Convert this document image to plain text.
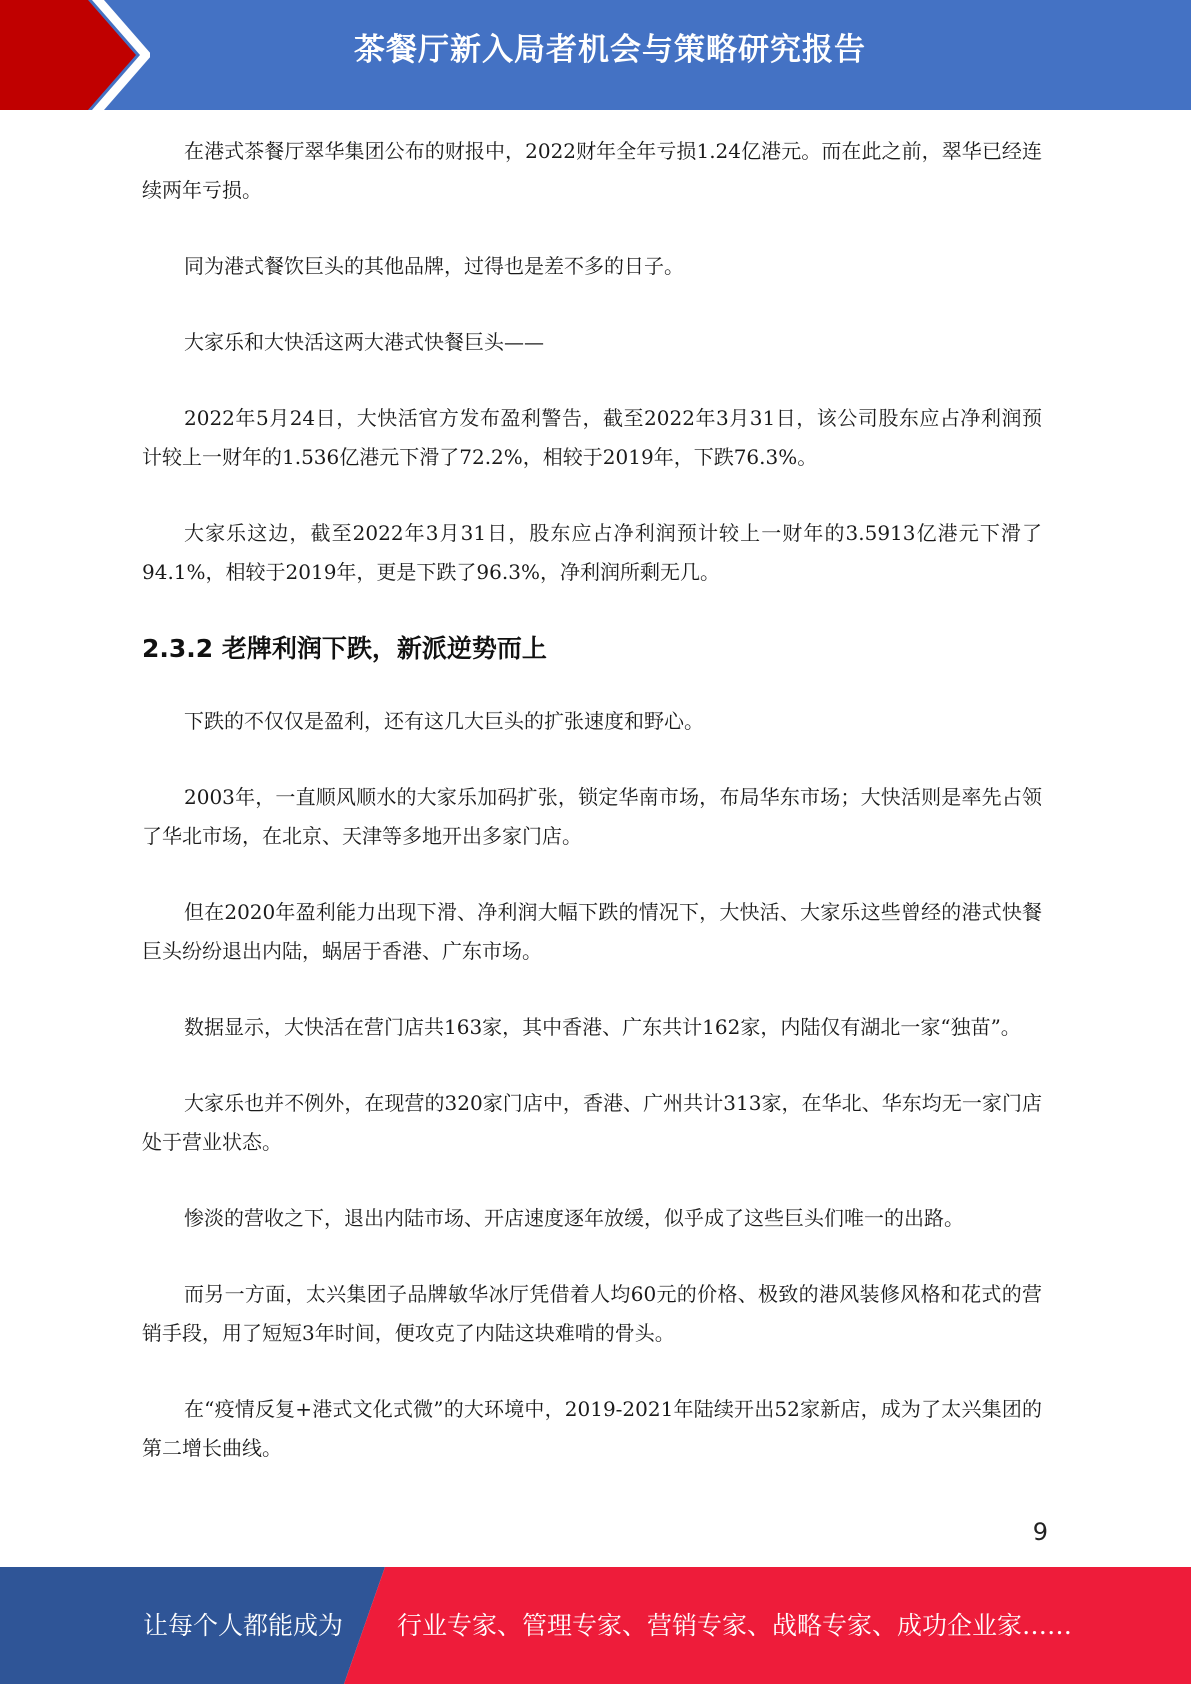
茶餐厅新入局者机会与策略研究报告

在港式茶餐厅翠华集团公布的财报中，2022财年全年亏损1.24亿港元。而在此之前，翠华已经连续两年亏损。

同为港式餐饮巨头的其他品牌，过得也是差不多的日子。

大家乐和大快活这两大港式快餐巨头——

2022年5月24日，大快活官方发布盈利警告，截至2022年3月31日，该公司股东应占净利润预计较上一财年的1.536亿港元下滑了72.2%，相较于2019年，下跌76.3%。

大家乐这边，截至2022年3月31日，股东应占净利润预计较上一财年的3.5913亿港元下滑了94.1%，相较于2019年，更是下跌了96.3%，净利润所剩无几。

2.3.2 老牌利润下跌，新派逆势而上

下跌的不仅仅是盈利，还有这几大巨头的扩张速度和野心。

2003年，一直顺风顺水的大家乐加码扩张，锁定华南市场，布局华东市场；大快活则是率先占领了华北市场，在北京、天津等多地开出多家门店。

但在2020年盈利能力出现下滑、净利润大幅下跌的情况下，大快活、大家乐这些曾经的港式快餐巨头纷纷退出内陆，蜗居于香港、广东市场。

数据显示，大快活在营门店共163家，其中香港、广东共计162家，内陆仅有湖北一家“独苗”。

大家乐也并不例外，在现营的320家门店中，香港、广州共计313家，在华北、华东均无一家门店处于营业状态。

惨淡的营收之下，退出内陆市场、开店速度逐年放缓，似乎成了这些巨头们唯一的出路。

而另一方面，太兴集团子品牌敏华冰厅凭借着人均60元的价格、极致的港风装修风格和花式的营销手段，用了短短3年时间，便攻克了内陆这块难啃的骨头。

在“疫情反复+港式文化式微”的大环境中，2019-2021年陆续开出52家新店，成为了太兴集团的第二增长曲线。

9
让每个人都能成为 行业专家、管理专家、营销专家、战略专家、成功企业家……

####

■ TASK GOAL ■
Quote the listing above in full, except for the pictures.

■ EXPECTED ANSWER ■
Convert this document image to plain text.
茶餐厅新入局者机会与策略研究报告

在港式茶餐厅翠华集团公布的财报中，2022财年全年亏损1.24亿港元。而在此之前，翠华已经连续两年亏损。

同为港式餐饮巨头的其他品牌，过得也是差不多的日子。

大家乐和大快活这两大港式快餐巨头——

2022年5月24日，大快活官方发布盈利警告，截至2022年3月31日，该公司股东应占净利润预计较上一财年的1.536亿港元下滑了72.2%，相较于2019年，下跌76.3%。

大家乐这边，截至2022年3月31日，股东应占净利润预计较上一财年的3.5913亿港元下滑了94.1%，相较于2019年，更是下跌了96.3%，净利润所剩无几。

2.3.2 老牌利润下跌，新派逆势而上

下跌的不仅仅是盈利，还有这几大巨头的扩张速度和野心。

2003年，一直顺风顺水的大家乐加码扩张，锁定华南市场，布局华东市场；大快活则是率先占领了华北市场，在北京、天津等多地开出多家门店。

但在2020年盈利能力出现下滑、净利润大幅下跌的情况下，大快活、大家乐这些曾经的港式快餐巨头纷纷退出内陆，蜗居于香港、广东市场。

数据显示，大快活在营门店共163家，其中香港、广东共计162家，内陆仅有湖北一家“独苗”。

大家乐也并不例外，在现营的320家门店中，香港、广州共计313家，在华北、华东均无一家门店处于营业状态。

惨淡的营收之下，退出内陆市场、开店速度逐年放缓，似乎成了这些巨头们唯一的出路。

而另一方面，太兴集团子品牌敏华冰厅凭借着人均60元的价格、极致的港风装修风格和花式的营销手段，用了短短3年时间，便攻克了内陆这块难啃的骨头。

在“疫情反复+港式文化式微”的大环境中，2019-2021年陆续开出52家新店，成为了太兴集团的第二增长曲线。

9
让每个人都能成为 行业专家、管理专家、营销专家、战略专家、成功企业家……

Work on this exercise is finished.